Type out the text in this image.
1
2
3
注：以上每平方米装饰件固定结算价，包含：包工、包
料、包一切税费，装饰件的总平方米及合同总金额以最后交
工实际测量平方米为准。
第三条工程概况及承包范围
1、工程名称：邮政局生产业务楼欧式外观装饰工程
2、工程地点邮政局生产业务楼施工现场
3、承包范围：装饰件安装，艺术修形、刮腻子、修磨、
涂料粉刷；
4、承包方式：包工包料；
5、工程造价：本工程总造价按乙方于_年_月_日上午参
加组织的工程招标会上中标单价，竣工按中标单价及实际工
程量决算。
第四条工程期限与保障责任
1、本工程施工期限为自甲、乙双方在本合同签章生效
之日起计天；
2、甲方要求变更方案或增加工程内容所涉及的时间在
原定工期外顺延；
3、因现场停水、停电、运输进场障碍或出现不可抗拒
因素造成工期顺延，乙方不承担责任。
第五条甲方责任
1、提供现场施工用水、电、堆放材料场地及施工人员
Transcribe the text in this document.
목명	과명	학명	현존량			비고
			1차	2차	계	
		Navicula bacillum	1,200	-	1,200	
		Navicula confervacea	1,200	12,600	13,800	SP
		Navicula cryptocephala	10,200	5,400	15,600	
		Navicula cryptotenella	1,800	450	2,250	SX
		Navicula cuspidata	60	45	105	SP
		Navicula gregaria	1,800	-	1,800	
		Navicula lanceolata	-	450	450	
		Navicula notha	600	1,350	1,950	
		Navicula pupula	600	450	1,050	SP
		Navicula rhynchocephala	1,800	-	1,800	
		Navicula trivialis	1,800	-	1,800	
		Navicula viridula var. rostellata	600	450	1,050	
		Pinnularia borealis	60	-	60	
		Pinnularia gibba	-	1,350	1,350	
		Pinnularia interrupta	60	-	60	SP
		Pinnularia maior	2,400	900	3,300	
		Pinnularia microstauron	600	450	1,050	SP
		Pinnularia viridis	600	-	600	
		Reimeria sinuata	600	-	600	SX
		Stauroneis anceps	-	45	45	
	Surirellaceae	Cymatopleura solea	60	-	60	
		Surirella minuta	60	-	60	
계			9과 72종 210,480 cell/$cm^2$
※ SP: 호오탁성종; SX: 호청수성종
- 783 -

= = =

What is being asked →
Copy out every entry again, exactly as it was given.

Output for this exercise →
Type out the text in this image.
1
2
3
注：以上每平方米装饰件固定结算价，包含：包工、包
料、包一切税费，装饰件的总平方米及合同总金额以最后交
工实际测量平方米为准。
第三条工程概况及承包范围
1、工程名称：邮政局生产业务楼欧式外观装饰工程
2、工程地点邮政局生产业务楼施工现场
3、承包范围：装饰件安装，艺术修形、刮腻子、修磨、
涂料粉刷；
4、承包方式：包工包料；
5、工程造价：本工程总造价按乙方于_年_月_日上午参
加组织的工程招标会上中标单价，竣工按中标单价及实际工
程量决算。
第四条工程期限与保障责任
1、本工程施工期限为自甲、乙双方在本合同签章生效
之日起计天；
2、甲方要求变更方案或增加工程内容所涉及的时间在
原定工期外顺延；
3、因现场停水、停电、运输进场障碍或出现不可抗拒
因素造成工期顺延，乙方不承担责任。
第五条甲方责任
1、提供现场施工用水、电、堆放材料场地及施工人员
Transcribe the text in this document.
목명	과명	학명	현존량			비고
			1차	2차	계	
		Navicula bacillum	1,200	-	1,200	
		Navicula confervacea	1,200	12,600	13,800	SP
		Navicula cryptocephala	10,200	5,400	15,600	
		Navicula cryptotenella	1,800	450	2,250	SX
		Navicula cuspidata	60	45	105	SP
		Navicula gregaria	1,800	-	1,800	
		Navicula lanceolata	-	450	450	
		Navicula notha	600	1,350	1,950	
		Navicula pupula	600	450	1,050	SP
		Navicula rhynchocephala	1,800	-	1,800	
		Navicula trivialis	1,800	-	1,800	
		Navicula viridula var. rostellata	600	450	1,050	
		Pinnularia borealis	60	-	60	
		Pinnularia gibba	-	1,350	1,350	
		Pinnularia interrupta	60	-	60	SP
		Pinnularia maior	2,400	900	3,300	
		Pinnularia microstauron	600	450	1,050	SP
		Pinnularia viridis	600	-	600	
		Reimeria sinuata	600	-	600	SX
		Stauroneis anceps	-	45	45	
	Surirellaceae	Cymatopleura solea	60	-	60	
		Surirella minuta	60	-	60	
계			9과 72종 210,480 cell/$cm^2$
※ SP: 호오탁성종; SX: 호청수성종
- 783 -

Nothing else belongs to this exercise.